Short task
Examine the material below. Gather every line in which the string "dividendos" appears.

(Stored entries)
========================================

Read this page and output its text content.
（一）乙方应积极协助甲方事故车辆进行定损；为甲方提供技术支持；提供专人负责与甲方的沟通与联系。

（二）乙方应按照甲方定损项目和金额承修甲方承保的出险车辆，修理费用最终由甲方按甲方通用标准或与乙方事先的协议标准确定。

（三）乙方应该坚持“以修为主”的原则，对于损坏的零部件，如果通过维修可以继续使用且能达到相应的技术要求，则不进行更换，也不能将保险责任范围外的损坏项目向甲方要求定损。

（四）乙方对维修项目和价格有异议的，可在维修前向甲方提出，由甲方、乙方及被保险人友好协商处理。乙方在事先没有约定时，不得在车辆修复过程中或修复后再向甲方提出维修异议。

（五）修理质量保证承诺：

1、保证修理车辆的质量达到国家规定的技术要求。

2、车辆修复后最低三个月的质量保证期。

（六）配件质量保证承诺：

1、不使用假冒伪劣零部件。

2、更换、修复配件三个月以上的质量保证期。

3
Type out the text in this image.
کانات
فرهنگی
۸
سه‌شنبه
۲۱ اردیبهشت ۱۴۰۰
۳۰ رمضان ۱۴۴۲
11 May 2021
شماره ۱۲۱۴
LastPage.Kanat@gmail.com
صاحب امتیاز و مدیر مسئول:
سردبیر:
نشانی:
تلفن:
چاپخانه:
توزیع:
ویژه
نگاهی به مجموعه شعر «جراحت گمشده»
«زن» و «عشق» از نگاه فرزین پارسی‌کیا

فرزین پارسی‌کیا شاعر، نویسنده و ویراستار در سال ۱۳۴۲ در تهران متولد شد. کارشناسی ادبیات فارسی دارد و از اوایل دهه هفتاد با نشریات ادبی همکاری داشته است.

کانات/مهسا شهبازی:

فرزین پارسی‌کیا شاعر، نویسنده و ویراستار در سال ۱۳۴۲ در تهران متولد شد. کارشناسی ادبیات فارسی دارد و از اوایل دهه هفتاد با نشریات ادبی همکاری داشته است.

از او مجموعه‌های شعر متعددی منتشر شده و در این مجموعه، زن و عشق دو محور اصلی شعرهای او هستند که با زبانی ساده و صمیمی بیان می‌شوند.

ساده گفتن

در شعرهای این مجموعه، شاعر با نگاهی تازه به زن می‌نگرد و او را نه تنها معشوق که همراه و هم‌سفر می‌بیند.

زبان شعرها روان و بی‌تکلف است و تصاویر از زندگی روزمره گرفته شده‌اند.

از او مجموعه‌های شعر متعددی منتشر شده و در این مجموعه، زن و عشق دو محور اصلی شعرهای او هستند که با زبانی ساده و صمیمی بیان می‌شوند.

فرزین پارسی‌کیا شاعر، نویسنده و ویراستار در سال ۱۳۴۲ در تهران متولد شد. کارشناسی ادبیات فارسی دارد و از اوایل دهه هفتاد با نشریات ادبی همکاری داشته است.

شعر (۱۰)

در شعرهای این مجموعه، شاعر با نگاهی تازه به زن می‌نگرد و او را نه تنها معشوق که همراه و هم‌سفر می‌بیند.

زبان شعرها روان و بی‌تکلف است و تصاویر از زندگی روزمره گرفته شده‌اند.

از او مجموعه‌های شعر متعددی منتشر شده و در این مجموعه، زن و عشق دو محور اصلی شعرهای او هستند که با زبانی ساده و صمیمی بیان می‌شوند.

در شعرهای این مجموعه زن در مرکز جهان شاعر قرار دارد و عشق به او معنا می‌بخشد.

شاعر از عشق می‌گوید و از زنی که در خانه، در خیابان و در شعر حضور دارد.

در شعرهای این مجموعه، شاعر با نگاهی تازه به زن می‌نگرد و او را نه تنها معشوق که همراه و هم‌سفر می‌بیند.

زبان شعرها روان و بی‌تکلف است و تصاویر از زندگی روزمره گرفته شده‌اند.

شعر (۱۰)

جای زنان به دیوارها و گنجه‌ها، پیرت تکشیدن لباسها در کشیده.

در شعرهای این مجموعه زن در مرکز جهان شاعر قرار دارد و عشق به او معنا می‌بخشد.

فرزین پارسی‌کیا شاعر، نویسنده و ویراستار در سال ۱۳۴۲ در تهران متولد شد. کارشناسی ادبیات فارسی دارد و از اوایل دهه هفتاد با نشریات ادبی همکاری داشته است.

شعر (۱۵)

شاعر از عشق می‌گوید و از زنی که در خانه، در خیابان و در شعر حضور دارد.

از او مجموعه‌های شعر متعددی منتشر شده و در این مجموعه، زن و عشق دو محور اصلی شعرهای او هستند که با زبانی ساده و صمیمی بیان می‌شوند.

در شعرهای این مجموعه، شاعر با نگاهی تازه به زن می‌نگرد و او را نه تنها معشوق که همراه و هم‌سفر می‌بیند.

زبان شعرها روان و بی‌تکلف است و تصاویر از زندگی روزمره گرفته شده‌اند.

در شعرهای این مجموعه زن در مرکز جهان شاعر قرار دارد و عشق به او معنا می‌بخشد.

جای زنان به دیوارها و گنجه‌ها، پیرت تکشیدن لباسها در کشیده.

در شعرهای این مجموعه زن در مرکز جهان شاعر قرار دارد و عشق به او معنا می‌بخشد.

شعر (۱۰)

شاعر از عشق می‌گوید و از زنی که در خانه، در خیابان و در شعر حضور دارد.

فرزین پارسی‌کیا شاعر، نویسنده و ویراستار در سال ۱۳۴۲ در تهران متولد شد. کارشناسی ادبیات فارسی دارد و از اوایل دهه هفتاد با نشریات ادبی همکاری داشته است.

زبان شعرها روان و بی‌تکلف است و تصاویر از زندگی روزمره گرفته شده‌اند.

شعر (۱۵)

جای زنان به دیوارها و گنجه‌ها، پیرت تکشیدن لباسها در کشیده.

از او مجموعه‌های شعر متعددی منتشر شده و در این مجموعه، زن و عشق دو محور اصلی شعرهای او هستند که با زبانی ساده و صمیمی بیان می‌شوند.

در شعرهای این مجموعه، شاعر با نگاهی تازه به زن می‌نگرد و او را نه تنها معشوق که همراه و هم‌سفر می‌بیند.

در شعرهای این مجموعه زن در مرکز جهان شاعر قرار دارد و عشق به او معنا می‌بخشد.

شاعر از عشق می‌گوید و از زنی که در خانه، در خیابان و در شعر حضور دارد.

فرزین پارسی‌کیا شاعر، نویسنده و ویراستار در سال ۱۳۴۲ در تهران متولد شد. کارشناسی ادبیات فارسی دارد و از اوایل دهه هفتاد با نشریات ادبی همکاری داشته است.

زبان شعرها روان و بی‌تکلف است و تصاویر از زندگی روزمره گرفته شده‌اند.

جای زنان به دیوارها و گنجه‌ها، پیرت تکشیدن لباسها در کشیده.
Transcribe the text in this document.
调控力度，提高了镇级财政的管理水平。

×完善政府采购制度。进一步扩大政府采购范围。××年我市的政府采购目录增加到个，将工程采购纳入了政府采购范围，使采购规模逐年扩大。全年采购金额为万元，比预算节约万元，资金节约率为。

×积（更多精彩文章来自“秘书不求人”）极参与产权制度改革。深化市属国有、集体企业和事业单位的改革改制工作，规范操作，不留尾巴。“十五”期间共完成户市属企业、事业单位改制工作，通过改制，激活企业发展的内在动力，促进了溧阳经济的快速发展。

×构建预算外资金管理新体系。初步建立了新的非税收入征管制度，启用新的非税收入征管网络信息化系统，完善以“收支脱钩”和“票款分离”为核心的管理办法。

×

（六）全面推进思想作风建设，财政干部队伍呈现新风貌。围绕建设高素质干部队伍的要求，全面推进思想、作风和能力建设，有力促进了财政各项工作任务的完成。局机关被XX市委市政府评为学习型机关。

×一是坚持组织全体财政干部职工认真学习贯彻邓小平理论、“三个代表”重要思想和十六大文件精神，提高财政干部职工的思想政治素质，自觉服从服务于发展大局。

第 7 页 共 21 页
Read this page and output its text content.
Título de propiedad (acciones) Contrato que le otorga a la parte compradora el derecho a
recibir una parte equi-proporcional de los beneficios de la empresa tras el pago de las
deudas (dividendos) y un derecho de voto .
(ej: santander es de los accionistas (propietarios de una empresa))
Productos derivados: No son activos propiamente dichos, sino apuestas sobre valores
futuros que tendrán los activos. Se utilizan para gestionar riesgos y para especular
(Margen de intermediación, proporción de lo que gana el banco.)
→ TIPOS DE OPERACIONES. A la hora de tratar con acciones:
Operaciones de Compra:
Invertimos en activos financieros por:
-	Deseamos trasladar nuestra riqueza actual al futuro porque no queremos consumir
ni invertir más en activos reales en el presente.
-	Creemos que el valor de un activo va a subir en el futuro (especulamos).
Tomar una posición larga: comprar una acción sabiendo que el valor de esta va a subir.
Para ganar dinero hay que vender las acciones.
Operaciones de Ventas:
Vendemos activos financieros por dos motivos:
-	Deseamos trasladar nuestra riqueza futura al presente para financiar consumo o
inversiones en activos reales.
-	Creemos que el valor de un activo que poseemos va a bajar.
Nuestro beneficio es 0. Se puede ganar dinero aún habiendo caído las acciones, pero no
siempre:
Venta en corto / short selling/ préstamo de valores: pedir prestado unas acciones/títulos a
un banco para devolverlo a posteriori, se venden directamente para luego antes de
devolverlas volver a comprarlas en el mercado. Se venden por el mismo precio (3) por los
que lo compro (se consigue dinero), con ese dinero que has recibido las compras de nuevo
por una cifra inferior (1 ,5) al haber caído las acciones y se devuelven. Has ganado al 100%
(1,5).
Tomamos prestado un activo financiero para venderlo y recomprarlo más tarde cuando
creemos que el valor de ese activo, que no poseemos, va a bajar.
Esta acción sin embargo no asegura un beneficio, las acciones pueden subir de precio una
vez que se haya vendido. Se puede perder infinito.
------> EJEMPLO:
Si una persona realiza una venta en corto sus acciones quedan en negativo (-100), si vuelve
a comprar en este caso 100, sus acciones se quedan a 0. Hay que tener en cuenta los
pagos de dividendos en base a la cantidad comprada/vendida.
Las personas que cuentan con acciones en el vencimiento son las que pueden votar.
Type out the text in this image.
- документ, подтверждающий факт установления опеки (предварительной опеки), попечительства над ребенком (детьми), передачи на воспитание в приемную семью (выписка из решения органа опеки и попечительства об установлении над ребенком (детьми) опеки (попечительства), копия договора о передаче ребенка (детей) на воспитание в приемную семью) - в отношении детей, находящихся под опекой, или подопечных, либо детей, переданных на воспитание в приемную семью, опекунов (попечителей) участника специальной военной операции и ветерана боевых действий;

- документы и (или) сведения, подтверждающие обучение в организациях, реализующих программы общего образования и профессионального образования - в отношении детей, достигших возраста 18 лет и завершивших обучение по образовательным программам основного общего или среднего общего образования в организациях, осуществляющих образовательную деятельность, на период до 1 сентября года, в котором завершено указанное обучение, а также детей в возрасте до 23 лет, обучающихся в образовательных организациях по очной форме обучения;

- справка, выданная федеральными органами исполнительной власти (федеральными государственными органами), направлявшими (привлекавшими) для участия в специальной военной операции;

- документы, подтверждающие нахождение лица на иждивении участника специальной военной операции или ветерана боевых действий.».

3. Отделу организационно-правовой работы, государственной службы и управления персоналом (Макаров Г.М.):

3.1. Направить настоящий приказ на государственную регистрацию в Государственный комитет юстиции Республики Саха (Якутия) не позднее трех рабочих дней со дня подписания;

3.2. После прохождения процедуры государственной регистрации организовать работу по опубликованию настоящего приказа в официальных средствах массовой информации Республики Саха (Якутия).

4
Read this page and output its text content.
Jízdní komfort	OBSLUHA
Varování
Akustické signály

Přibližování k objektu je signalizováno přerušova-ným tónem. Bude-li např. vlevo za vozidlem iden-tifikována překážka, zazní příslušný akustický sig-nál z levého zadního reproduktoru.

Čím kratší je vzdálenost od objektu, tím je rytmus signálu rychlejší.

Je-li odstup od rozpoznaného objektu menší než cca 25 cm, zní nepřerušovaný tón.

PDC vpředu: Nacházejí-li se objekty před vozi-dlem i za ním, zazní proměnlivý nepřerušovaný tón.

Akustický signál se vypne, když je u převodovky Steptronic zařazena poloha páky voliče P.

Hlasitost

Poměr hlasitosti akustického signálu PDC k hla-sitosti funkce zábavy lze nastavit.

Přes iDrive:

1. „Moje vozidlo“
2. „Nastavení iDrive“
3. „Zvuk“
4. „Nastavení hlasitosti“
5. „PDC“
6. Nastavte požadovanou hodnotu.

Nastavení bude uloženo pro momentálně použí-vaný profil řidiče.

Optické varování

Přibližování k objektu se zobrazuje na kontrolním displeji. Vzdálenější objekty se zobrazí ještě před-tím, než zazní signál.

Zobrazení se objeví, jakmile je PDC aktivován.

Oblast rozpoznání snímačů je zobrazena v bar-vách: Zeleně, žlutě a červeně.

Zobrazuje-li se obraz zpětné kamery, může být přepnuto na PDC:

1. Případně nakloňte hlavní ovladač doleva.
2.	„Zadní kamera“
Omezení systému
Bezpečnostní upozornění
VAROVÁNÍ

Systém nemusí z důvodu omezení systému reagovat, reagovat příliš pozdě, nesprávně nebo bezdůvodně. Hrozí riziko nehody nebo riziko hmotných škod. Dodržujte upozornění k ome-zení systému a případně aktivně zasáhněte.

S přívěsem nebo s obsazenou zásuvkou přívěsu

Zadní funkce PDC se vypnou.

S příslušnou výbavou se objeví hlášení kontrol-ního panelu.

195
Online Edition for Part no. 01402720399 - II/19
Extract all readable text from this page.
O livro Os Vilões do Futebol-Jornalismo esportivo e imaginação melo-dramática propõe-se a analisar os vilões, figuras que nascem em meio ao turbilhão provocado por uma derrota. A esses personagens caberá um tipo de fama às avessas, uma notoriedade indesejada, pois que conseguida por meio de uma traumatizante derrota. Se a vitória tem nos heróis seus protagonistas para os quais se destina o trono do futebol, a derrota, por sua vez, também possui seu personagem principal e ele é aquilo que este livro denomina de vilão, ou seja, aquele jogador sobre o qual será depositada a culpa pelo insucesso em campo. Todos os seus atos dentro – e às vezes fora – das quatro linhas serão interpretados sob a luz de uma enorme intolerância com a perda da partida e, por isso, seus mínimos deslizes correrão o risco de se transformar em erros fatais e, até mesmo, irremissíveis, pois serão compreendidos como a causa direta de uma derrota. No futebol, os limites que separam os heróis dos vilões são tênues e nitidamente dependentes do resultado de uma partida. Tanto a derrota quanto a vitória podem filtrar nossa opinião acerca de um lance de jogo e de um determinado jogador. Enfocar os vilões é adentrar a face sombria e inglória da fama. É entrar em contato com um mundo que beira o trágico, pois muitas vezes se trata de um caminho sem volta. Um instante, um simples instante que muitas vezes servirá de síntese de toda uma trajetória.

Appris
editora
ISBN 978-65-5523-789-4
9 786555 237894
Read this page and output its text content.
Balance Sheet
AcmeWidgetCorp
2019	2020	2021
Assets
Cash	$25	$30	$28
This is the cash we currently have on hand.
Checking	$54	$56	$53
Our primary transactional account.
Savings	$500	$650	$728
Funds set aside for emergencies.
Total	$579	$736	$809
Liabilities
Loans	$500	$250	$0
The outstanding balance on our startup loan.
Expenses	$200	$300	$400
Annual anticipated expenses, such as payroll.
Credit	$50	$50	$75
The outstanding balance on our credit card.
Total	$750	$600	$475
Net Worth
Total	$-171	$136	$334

========================================

Solution to this problem
deudas (dividendos) y un derecho de voto .
pagos de dividendos en base a la cantidad comprada/vendida.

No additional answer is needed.